# [Your instructions]
Which lines of the records contain "used"? Collect every one of them.

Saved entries

********

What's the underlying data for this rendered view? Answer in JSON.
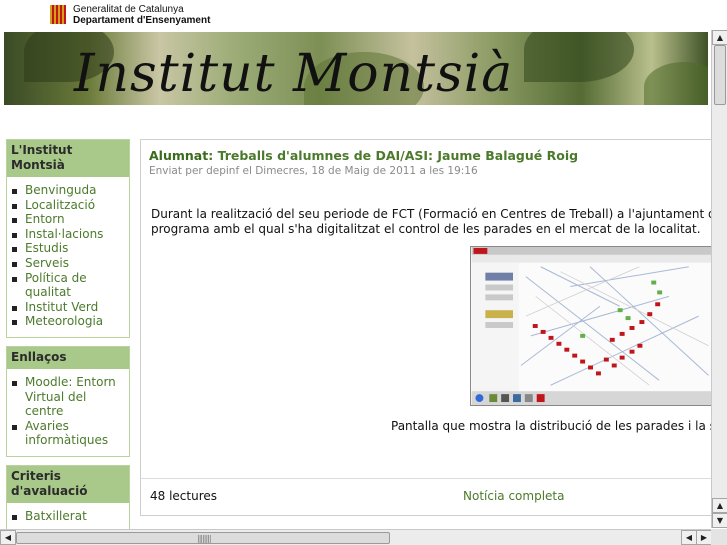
{
  "header": {
    "gencat_line1": "Generalitat de Catalunya",
    "gencat_line2": "Departament d'Ensenyament",
    "site_title": "Institut Montsià"
  },
  "sidebar": {
    "blocks": [
      {
        "title": "L'Institut Montsià",
        "items": [
          "Benvinguda",
          "Localització",
          "Entorn",
          "Instal·lacions",
          "Estudis",
          "Serveis",
          "Política de qualitat",
          "Institut Verd",
          "Meteorologia"
        ]
      },
      {
        "title": "Enllaços",
        "items": [
          "Moodle: Entorn Virtual del centre",
          "Avaries informàtiques"
        ]
      },
      {
        "title": "Criteris d'avaluació",
        "items": [
          "Batxillerat"
        ]
      }
    ]
  },
  "node": {
    "category": "Alumnat",
    "title": "Treballs d'alumnes de DAI/ASI: Jaume Balagué Roig",
    "meta": "Enviat per depinf el Dimecres, 18 de Maig de 2011 a les 19:16",
    "body_line1": "Durant la realització del seu periode de FCT (Formació en Centres de Treball) a l'ajuntament de la S",
    "body_line2": "programa amb el qual s'ha digitalitzat el control de les parades en el mercat de la localitat.",
    "caption": "Pantalla que mostra la distribució de les parades i la sev",
    "reads": "48 lectures",
    "more_link": "Notícia completa"
  },
  "colors": {
    "link_green": "#4c7a2c",
    "block_header": "#a9c98a",
    "meta_grey": "#8a8a8a"
  },
  "icons": {
    "scroll_up": "▲",
    "scroll_down": "▼",
    "scroll_left": "◀",
    "scroll_right": "▶",
    "grip": "||||||||"
  }
}
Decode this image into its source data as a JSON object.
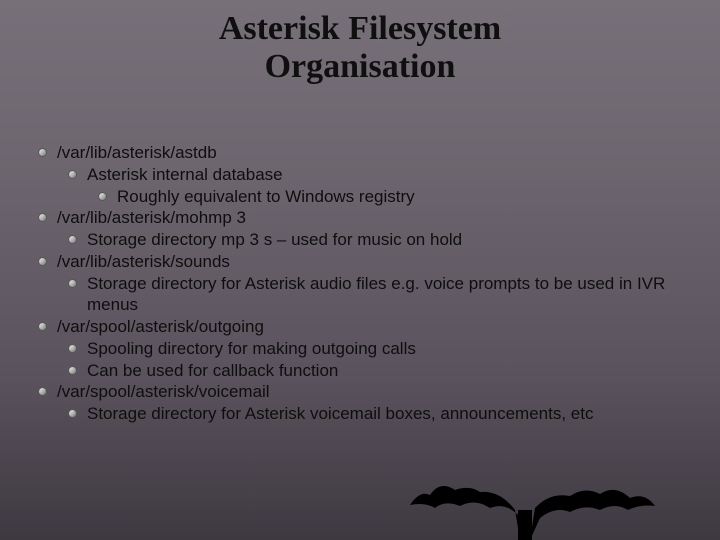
{
  "title_line1": "Asterisk Filesystem",
  "title_line2": "Organisation",
  "items": {
    "i0": "/var/lib/asterisk/astdb",
    "i0a": "Asterisk internal database",
    "i0b": "Roughly equivalent to Windows registry",
    "i1": "/var/lib/asterisk/mohmp 3",
    "i1a": "Storage directory mp 3 s – used for music on hold",
    "i2": "/var/lib/asterisk/sounds",
    "i2a": "Storage directory for Asterisk audio files e.g. voice prompts to be used in IVR menus",
    "i3": "/var/spool/asterisk/outgoing",
    "i3a": "Spooling directory for making outgoing calls",
    "i3b": "Can be used for callback function",
    "i4": "/var/spool/asterisk/voicemail",
    "i4a": "Storage directory for Asterisk voicemail boxes, announcements, etc"
  }
}
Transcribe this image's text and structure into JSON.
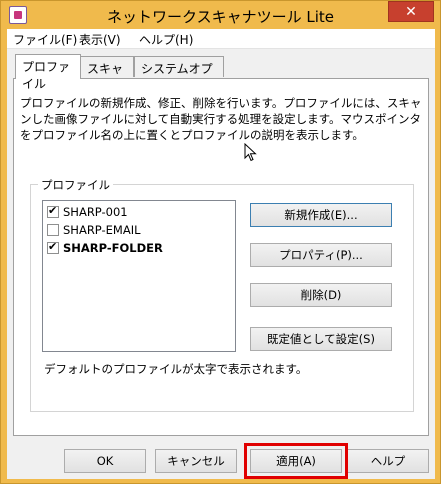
{
  "window": {
    "title": "ネットワークスキャナツール Lite",
    "close_label": "✕"
  },
  "menu": [
    "ファイル(F)",
    "表示(V)",
    "ヘルプ(H)"
  ],
  "tabs": [
    "プロファイル",
    "スキャナ",
    "システムオプション"
  ],
  "profile_tab": {
    "description": "プロファイルの新規作成、修正、削除を行います。プロファイルには、スキャンした画像ファイルに対して自動実行する処理を設定します。マウスポインタをプロファイル名の上に置くとプロファイルの説明を表示します。",
    "group_label": "プロファイル",
    "profiles": [
      {
        "name": "SHARP-001",
        "checked": true,
        "bold": false
      },
      {
        "name": "SHARP-EMAIL",
        "checked": false,
        "bold": false
      },
      {
        "name": "SHARP-FOLDER",
        "checked": true,
        "bold": true
      }
    ],
    "buttons": {
      "new": "新規作成(E)...",
      "properties": "プロパティ(P)...",
      "delete": "削除(D)",
      "set_default": "既定値として設定(S)"
    },
    "note": "デフォルトのプロファイルが太字で表示されます。"
  },
  "dialog_buttons": {
    "ok": "OK",
    "cancel": "キャンセル",
    "apply": "適用(A)",
    "help": "ヘルプ"
  }
}
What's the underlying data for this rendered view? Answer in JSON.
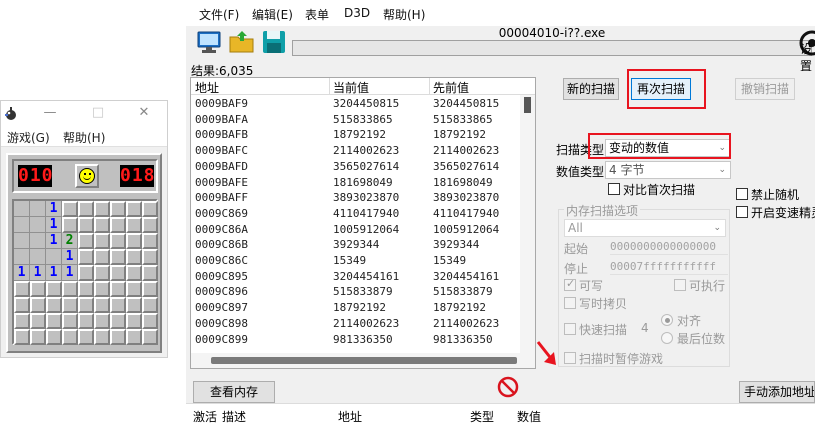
{
  "minesweeper": {
    "menu": [
      "游戏(G)",
      "帮助(H)"
    ],
    "controls": {
      "minimize": "—",
      "maximize": "□",
      "close": "✕"
    },
    "mine_counter": "010",
    "timer": "018",
    "grid": [
      [
        "o",
        "o",
        "1",
        "c",
        "c",
        "c",
        "c",
        "c",
        "c"
      ],
      [
        "o",
        "o",
        "1",
        "c",
        "c",
        "c",
        "c",
        "c",
        "c"
      ],
      [
        "o",
        "o",
        "1",
        "2",
        "c",
        "c",
        "c",
        "c",
        "c"
      ],
      [
        "o",
        "o",
        "o",
        "1",
        "c",
        "c",
        "c",
        "c",
        "c"
      ],
      [
        "1",
        "1",
        "1",
        "1",
        "c",
        "c",
        "c",
        "c",
        "c"
      ],
      [
        "c",
        "c",
        "c",
        "c",
        "c",
        "c",
        "c",
        "c",
        "c"
      ],
      [
        "c",
        "c",
        "c",
        "c",
        "c",
        "c",
        "c",
        "c",
        "c"
      ],
      [
        "c",
        "c",
        "c",
        "c",
        "c",
        "c",
        "c",
        "c",
        "c"
      ],
      [
        "c",
        "c",
        "c",
        "c",
        "c",
        "c",
        "c",
        "c",
        "c"
      ]
    ],
    "number_colors": {
      "1": "#0000ff",
      "2": "#008000"
    }
  },
  "cheat_engine": {
    "menu": [
      "文件(F)",
      "编辑(E)",
      "表单",
      "D3D",
      "帮助(H)"
    ],
    "process_title": "00004010-i??.exe",
    "settings_label": "设置",
    "result_count": "结果:6,035",
    "columns": [
      "地址",
      "当前值",
      "先前值"
    ],
    "rows": [
      [
        "0009BAF9",
        "3204450815",
        "3204450815"
      ],
      [
        "0009BAFA",
        "515833865",
        "515833865"
      ],
      [
        "0009BAFB",
        "18792192",
        "18792192"
      ],
      [
        "0009BAFC",
        "2114002623",
        "2114002623"
      ],
      [
        "0009BAFD",
        "3565027614",
        "3565027614"
      ],
      [
        "0009BAFE",
        "181698049",
        "181698049"
      ],
      [
        "0009BAFF",
        "3893023870",
        "3893023870"
      ],
      [
        "0009C869",
        "4110417940",
        "4110417940"
      ],
      [
        "0009C86A",
        "1005912064",
        "1005912064"
      ],
      [
        "0009C86B",
        "3929344",
        "3929344"
      ],
      [
        "0009C86C",
        "15349",
        "15349"
      ],
      [
        "0009C895",
        "3204454161",
        "3204454161"
      ],
      [
        "0009C896",
        "515833879",
        "515833879"
      ],
      [
        "0009C897",
        "18792192",
        "18792192"
      ],
      [
        "0009C898",
        "2114002623",
        "2114002623"
      ],
      [
        "0009C899",
        "981336350",
        "981336350"
      ]
    ],
    "buttons": {
      "new_scan": "新的扫描",
      "next_scan": "再次扫描",
      "undo_scan": "撤销扫描",
      "view_memory": "查看内存",
      "add_address": "手动添加地址"
    },
    "scan_type_label": "扫描类型",
    "scan_type_value": "变动的数值",
    "value_type_label": "数值类型",
    "value_type_value": "4 字节",
    "compare_first": "对比首次扫描",
    "disable_random": "禁止随机",
    "enable_speedhack": "开启变速精灵",
    "mem_options_title": "内存扫描选项",
    "mem_region": "All",
    "start_label": "起始",
    "start_value": "0000000000000000",
    "stop_label": "停止",
    "stop_value": "00007fffffffffff",
    "writable": "可写",
    "executable": "可执行",
    "copy_on_write": "写时拷贝",
    "fast_scan": "快速扫描",
    "fast_scan_value": "4",
    "align": "对齐",
    "last_digits": "最后位数",
    "pause_game": "扫描时暂停游戏",
    "bottom_columns": [
      "激活",
      "描述",
      "地址",
      "类型",
      "数值"
    ],
    "highlight_color": "#e8141f"
  }
}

********

# [Solution for this problem]
    "i1a": "Storage directory mp 3 s – used for music on hold",
    "i2a": "Storage directory for Asterisk audio files e.g. voice prompts to be used in IVR menus",
    "i3b": "Can be used for callback function",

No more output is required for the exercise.